▶ EXERCISE DETAILS: Word for word, restate every line of the material.

▶ SUPPLIED DATA:
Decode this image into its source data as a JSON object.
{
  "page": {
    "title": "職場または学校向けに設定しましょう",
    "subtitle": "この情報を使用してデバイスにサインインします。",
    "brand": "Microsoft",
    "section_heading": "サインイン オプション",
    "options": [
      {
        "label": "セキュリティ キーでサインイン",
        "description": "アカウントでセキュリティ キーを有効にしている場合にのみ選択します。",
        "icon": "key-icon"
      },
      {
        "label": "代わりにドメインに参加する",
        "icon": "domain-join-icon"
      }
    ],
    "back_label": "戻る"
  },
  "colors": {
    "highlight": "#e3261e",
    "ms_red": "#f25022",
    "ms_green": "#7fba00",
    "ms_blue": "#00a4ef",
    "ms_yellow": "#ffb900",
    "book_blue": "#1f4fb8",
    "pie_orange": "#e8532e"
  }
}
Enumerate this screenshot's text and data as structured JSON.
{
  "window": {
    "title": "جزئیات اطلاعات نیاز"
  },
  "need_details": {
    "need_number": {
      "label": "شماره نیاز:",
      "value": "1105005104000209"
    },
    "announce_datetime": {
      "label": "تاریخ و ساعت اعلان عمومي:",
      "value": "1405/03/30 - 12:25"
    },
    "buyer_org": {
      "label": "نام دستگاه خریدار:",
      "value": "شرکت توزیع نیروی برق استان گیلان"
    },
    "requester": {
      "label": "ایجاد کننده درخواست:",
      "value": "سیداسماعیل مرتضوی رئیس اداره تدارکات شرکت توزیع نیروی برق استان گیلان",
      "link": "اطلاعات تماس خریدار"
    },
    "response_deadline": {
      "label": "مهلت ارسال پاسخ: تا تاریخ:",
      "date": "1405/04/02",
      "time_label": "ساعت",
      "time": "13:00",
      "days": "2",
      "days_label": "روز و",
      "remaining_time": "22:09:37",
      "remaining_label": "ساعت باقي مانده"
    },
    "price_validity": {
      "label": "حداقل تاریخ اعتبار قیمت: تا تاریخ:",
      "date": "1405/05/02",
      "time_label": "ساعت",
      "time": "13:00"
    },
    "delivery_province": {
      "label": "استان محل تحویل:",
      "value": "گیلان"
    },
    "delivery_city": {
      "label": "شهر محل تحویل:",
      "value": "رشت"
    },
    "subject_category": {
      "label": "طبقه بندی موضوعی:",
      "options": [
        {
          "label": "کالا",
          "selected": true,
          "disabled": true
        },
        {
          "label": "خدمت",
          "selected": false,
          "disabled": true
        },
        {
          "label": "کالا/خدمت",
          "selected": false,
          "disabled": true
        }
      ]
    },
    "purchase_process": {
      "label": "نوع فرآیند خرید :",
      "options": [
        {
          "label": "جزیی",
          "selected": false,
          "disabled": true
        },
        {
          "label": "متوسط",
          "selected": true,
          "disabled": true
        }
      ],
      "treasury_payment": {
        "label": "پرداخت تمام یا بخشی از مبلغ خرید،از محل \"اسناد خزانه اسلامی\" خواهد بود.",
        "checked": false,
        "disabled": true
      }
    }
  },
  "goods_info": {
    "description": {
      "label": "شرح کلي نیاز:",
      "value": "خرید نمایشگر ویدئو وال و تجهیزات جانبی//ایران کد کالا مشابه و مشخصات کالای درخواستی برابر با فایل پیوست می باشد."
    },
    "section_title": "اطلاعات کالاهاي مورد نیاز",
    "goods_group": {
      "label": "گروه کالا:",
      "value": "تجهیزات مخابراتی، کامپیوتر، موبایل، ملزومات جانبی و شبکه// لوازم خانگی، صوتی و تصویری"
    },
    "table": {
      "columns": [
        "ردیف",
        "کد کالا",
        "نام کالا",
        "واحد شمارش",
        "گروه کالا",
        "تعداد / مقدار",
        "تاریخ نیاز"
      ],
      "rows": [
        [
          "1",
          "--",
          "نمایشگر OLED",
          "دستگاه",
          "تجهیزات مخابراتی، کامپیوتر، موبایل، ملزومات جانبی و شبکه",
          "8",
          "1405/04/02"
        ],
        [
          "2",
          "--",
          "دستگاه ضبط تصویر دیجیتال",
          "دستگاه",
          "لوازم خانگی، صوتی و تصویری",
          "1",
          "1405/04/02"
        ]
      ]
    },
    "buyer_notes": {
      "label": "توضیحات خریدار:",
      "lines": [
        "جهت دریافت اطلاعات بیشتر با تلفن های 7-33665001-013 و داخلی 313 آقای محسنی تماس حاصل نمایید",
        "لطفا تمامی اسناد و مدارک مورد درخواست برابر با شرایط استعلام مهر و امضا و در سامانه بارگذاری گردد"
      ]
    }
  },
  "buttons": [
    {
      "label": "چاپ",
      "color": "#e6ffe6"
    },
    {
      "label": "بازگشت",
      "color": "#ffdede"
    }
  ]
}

▶ RESULT BELOW:
Decode this image into its source data as a JSON object.
{
  "page": {
    "title": "職場または学校向けに設定しましょう",
    "subtitle": "この情報を使用してデバイスにサインインします。",
    "brand": "Microsoft",
    "section_heading": "サインイン オプション",
    "options": [
      {
        "label": "セキュリティ キーでサインイン",
        "description": "アカウントでセキュリティ キーを有効にしている場合にのみ選択します。",
        "icon": "key-icon"
      },
      {
        "label": "代わりにドメインに参加する",
        "icon": "domain-join-icon"
      }
    ],
    "back_label": "戻る"
  },
  "colors": {
    "highlight": "#e3261e",
    "ms_red": "#f25022",
    "ms_green": "#7fba00",
    "ms_blue": "#00a4ef",
    "ms_yellow": "#ffb900",
    "book_blue": "#1f4fb8",
    "pie_orange": "#e8532e"
  }
}
Enumerate this screenshot's text and data as structured JSON.
{
  "window": {
    "title": "جزئیات اطلاعات نیاز"
  },
  "need_details": {
    "need_number": {
      "label": "شماره نیاز:",
      "value": "1105005104000209"
    },
    "announce_datetime": {
      "label": "تاریخ و ساعت اعلان عمومي:",
      "value": "1405/03/30 - 12:25"
    },
    "buyer_org": {
      "label": "نام دستگاه خریدار:",
      "value": "شرکت توزیع نیروی برق استان گیلان"
    },
    "requester": {
      "label": "ایجاد کننده درخواست:",
      "value": "سیداسماعیل مرتضوی رئیس اداره تدارکات شرکت توزیع نیروی برق استان گیلان",
      "link": "اطلاعات تماس خریدار"
    },
    "response_deadline": {
      "label": "مهلت ارسال پاسخ: تا تاریخ:",
      "date": "1405/04/02",
      "time_label": "ساعت",
      "time": "13:00",
      "days": "2",
      "days_label": "روز و",
      "remaining_time": "22:09:37",
      "remaining_label": "ساعت باقي مانده"
    },
    "price_validity": {
      "label": "حداقل تاریخ اعتبار قیمت: تا تاریخ:",
      "date": "1405/05/02",
      "time_label": "ساعت",
      "time": "13:00"
    },
    "delivery_province": {
      "label": "استان محل تحویل:",
      "value": "گیلان"
    },
    "delivery_city": {
      "label": "شهر محل تحویل:",
      "value": "رشت"
    },
    "subject_category": {
      "label": "طبقه بندی موضوعی:",
      "options": [
        {
          "label": "کالا",
          "selected": true,
          "disabled": true
        },
        {
          "label": "خدمت",
          "selected": false,
          "disabled": true
        },
        {
          "label": "کالا/خدمت",
          "selected": false,
          "disabled": true
        }
      ]
    },
    "purchase_process": {
      "label": "نوع فرآیند خرید :",
      "options": [
        {
          "label": "جزیی",
          "selected": false,
          "disabled": true
        },
        {
          "label": "متوسط",
          "selected": true,
          "disabled": true
        }
      ],
      "treasury_payment": {
        "label": "پرداخت تمام یا بخشی از مبلغ خرید،از محل \"اسناد خزانه اسلامی\" خواهد بود.",
        "checked": false,
        "disabled": true
      }
    }
  },
  "goods_info": {
    "description": {
      "label": "شرح کلي نیاز:",
      "value": "خرید نمایشگر ویدئو وال و تجهیزات جانبی//ایران کد کالا مشابه و مشخصات کالای درخواستی برابر با فایل پیوست می باشد."
    },
    "section_title": "اطلاعات کالاهاي مورد نیاز",
    "goods_group": {
      "label": "گروه کالا:",
      "value": "تجهیزات مخابراتی، کامپیوتر، موبایل، ملزومات جانبی و شبکه// لوازم خانگی، صوتی و تصویری"
    },
    "table": {
      "columns": [
        "ردیف",
        "کد کالا",
        "نام کالا",
        "واحد شمارش",
        "گروه کالا",
        "تعداد / مقدار",
        "تاریخ نیاز"
      ],
      "rows": [
        [
          "1",
          "--",
          "نمایشگر OLED",
          "دستگاه",
          "تجهیزات مخابراتی، کامپیوتر، موبایل، ملزومات جانبی و شبکه",
          "8",
          "1405/04/02"
        ],
        [
          "2",
          "--",
          "دستگاه ضبط تصویر دیجیتال",
          "دستگاه",
          "لوازم خانگی، صوتی و تصویری",
          "1",
          "1405/04/02"
        ]
      ]
    },
    "buyer_notes": {
      "label": "توضیحات خریدار:",
      "lines": [
        "جهت دریافت اطلاعات بیشتر با تلفن های 7-33665001-013 و داخلی 313 آقای محسنی تماس حاصل نمایید",
        "لطفا تمامی اسناد و مدارک مورد درخواست برابر با شرایط استعلام مهر و امضا و در سامانه بارگذاری گردد"
      ]
    }
  },
  "buttons": [
    {
      "label": "چاپ",
      "color": "#e6ffe6"
    },
    {
      "label": "بازگشت",
      "color": "#ffdede"
    }
  ]
}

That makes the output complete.